Source records

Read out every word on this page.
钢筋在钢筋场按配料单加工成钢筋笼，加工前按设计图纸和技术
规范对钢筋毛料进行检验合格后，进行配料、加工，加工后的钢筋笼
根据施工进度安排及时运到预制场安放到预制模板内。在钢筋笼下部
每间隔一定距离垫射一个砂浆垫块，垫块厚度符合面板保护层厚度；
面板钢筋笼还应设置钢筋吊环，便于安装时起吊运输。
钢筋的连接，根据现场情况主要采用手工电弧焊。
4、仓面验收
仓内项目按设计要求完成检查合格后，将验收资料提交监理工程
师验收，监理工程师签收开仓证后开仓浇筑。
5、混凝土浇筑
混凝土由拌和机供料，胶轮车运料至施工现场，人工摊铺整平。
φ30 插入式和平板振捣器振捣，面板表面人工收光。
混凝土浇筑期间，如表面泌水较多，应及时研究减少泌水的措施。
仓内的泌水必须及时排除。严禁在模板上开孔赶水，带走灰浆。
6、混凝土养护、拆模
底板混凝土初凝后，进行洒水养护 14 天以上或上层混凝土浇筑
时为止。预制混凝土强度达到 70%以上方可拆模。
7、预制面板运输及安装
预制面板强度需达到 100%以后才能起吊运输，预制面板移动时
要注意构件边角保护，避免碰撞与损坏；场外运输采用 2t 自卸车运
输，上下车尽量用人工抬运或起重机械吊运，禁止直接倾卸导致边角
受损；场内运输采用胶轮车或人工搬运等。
==
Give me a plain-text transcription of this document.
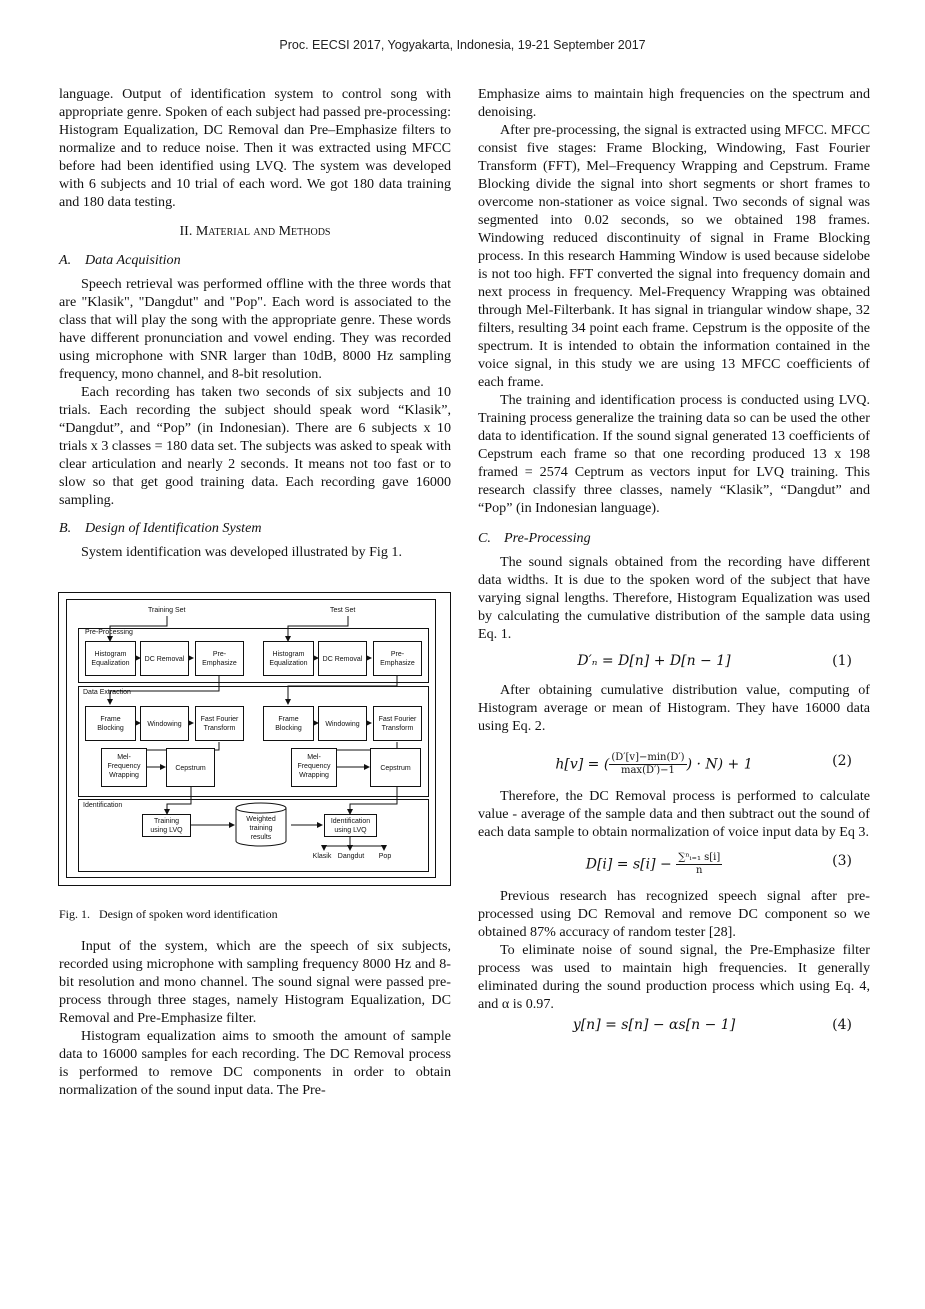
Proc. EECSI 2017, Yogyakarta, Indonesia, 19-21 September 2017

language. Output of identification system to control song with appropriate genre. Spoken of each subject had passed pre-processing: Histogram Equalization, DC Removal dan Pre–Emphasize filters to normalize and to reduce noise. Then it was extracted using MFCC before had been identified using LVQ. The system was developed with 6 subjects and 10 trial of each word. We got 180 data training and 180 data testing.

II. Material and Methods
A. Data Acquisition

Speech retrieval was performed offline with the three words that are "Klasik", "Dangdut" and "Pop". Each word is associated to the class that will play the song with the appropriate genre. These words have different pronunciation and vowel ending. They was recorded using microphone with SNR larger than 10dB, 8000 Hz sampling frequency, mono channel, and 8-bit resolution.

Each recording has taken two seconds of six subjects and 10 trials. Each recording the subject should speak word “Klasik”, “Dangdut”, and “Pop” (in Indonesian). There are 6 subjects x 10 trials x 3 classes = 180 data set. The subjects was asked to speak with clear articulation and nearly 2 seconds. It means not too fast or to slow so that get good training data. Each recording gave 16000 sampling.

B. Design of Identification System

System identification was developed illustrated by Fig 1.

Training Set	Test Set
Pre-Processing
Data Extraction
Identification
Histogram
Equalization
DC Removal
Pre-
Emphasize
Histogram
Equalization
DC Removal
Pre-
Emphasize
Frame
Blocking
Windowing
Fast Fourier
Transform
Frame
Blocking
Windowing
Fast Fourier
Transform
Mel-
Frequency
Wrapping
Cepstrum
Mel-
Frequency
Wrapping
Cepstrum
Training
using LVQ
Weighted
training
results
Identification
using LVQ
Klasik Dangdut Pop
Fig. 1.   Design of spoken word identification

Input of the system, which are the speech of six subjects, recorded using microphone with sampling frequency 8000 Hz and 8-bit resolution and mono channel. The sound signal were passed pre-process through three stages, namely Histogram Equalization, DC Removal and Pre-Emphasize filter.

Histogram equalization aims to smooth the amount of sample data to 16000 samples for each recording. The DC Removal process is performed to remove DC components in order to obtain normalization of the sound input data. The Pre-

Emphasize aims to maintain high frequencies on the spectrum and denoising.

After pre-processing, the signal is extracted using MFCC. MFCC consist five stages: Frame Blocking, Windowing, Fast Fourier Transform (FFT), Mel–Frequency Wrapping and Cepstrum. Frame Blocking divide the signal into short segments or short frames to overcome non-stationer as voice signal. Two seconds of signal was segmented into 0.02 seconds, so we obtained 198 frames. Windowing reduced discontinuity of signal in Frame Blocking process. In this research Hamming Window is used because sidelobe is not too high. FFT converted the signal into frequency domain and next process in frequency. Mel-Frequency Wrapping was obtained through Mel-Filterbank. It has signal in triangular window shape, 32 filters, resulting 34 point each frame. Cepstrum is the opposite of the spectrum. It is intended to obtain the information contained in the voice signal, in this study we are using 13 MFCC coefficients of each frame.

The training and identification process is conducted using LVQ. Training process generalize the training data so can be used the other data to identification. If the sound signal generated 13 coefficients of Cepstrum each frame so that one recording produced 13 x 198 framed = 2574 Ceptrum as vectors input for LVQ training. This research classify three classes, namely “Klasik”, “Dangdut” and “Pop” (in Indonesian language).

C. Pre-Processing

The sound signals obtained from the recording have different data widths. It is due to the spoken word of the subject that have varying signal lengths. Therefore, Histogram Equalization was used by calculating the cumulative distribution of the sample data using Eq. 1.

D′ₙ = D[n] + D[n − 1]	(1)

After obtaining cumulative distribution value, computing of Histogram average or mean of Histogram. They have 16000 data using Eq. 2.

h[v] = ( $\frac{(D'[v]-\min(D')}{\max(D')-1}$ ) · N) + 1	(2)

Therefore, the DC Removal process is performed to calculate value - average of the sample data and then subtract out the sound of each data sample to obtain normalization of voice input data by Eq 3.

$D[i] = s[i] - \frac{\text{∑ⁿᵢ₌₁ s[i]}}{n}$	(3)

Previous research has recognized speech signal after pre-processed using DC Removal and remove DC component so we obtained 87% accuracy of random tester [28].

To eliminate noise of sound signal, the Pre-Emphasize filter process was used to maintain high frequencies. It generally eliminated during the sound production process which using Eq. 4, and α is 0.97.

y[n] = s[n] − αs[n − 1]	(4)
* * *
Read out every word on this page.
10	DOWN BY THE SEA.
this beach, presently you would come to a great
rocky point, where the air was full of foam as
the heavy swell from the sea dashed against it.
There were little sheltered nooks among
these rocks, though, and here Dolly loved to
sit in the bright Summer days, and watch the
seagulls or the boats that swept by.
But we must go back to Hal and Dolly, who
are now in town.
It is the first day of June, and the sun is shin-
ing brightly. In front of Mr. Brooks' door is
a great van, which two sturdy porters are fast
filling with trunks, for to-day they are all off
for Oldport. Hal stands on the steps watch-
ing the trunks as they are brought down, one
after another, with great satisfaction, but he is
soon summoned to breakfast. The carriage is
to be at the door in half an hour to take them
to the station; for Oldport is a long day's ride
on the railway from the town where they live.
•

*What is asked*
Your task is to list each line of the records with the word "great".

*Exercise result*
this beach, presently you would come to a great
a great van, which two sturdy porters are fast
after another, with great satisfaction, but he is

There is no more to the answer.